WHAT TO DO =
Copy the records below exactly, omitting any pictures they contain.

MATERIAL PROVIDED =
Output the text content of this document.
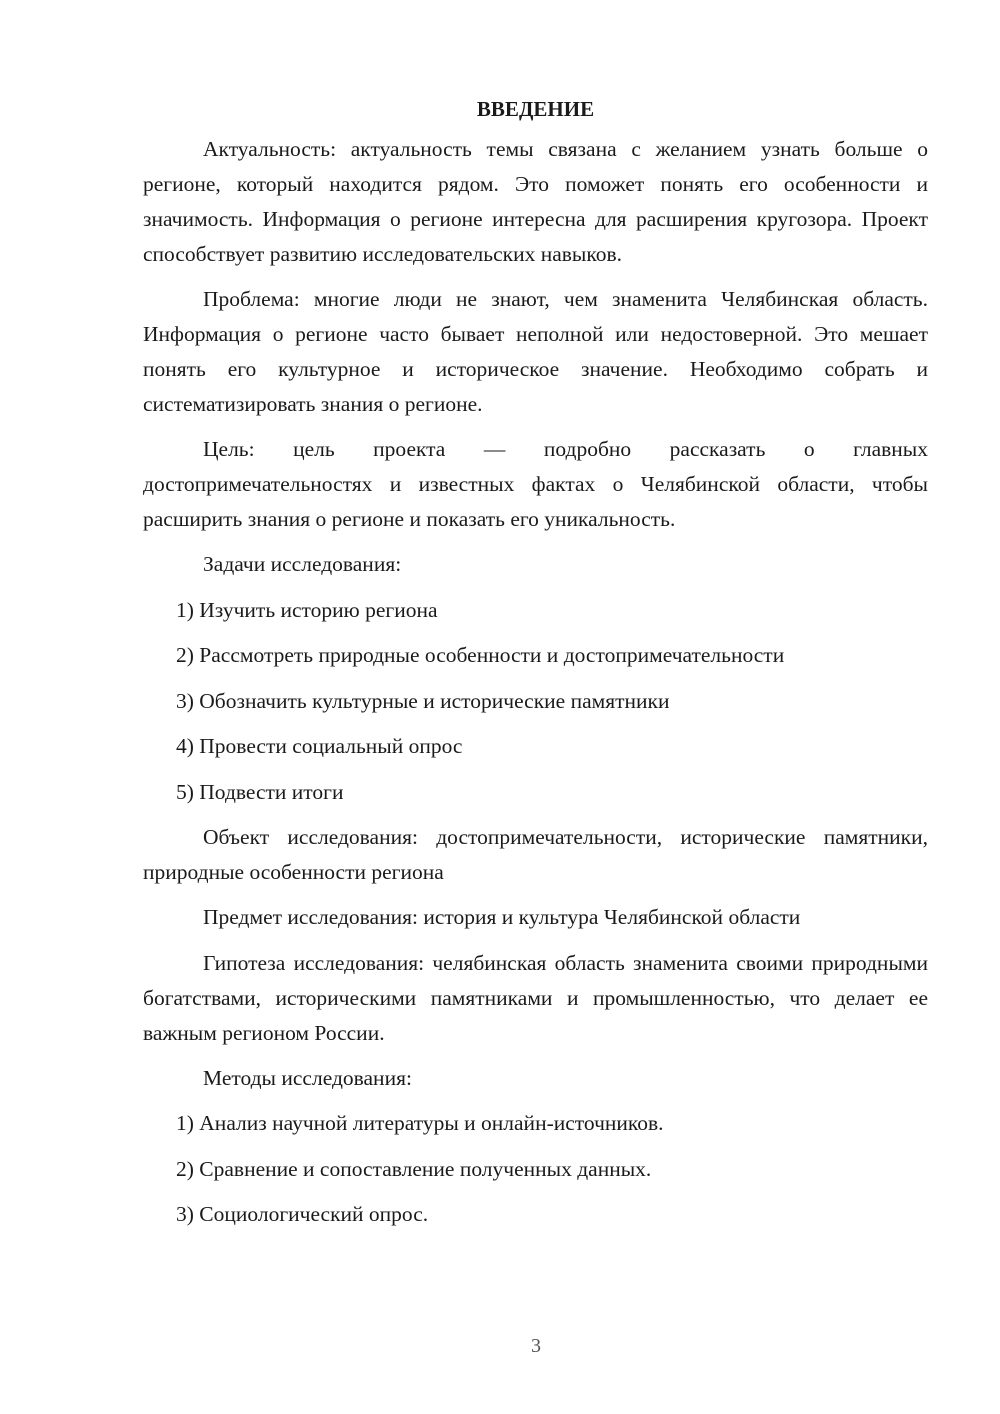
ВВЕДЕНИЕ

Актуальность: актуальность темы связана с желанием узнать больше о регионе, который находится рядом. Это поможет понять его особенности и значимость. Информация о регионе интересна для расширения кругозора. Проект способствует развитию исследовательских навыков.

Проблема: многие люди не знают, чем знаменита Челябинская область. Информация о регионе часто бывает неполной или недостоверной. Это мешает понять его культурное и историческое значение. Необходимо собрать и систематизировать знания о регионе.

Цель: цель проекта — подробно рассказать о главных достопримечательностях и известных фактах о Челябинской области, чтобы расширить знания о регионе и показать его уникальность.

Задачи исследования:

1) Изучить историю региона

2) Рассмотреть природные особенности и достопримечательности

3) Обозначить культурные и исторические памятники

4) Провести социальный опрос

5) Подвести итоги

Объект исследования: достопримечательности, исторические памятники, природные особенности региона

Предмет исследования: история и культура Челябинской области

Гипотеза исследования: челябинская область знаменита своими природными богатствами, историческими памятниками и промышленностью, что делает ее важным регионом России.

Методы исследования:

1) Анализ научной литературы и онлайн-источников.

2) Сравнение и сопоставление полученных данных.

3) Социологический опрос.

3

PROBLEM SOLUTION =
Output the text content of this document.
ВВЕДЕНИЕ

Актуальность: актуальность темы связана с желанием узнать больше о регионе, который находится рядом. Это поможет понять его особенности и значимость. Информация о регионе интересна для расширения кругозора. Проект способствует развитию исследовательских навыков.

Проблема: многие люди не знают, чем знаменита Челябинская область. Информация о регионе часто бывает неполной или недостоверной. Это мешает понять его культурное и историческое значение. Необходимо собрать и систематизировать знания о регионе.

Цель: цель проекта — подробно рассказать о главных достопримечательностях и известных фактах о Челябинской области, чтобы расширить знания о регионе и показать его уникальность.

Задачи исследования:

1) Изучить историю региона

2) Рассмотреть природные особенности и достопримечательности

3) Обозначить культурные и исторические памятники

4) Провести социальный опрос

5) Подвести итоги

Объект исследования: достопримечательности, исторические памятники, природные особенности региона

Предмет исследования: история и культура Челябинской области

Гипотеза исследования: челябинская область знаменита своими природными богатствами, историческими памятниками и промышленностью, что делает ее важным регионом России.

Методы исследования:

1) Анализ научной литературы и онлайн-источников.

2) Сравнение и сопоставление полученных данных.

3) Социологический опрос.

3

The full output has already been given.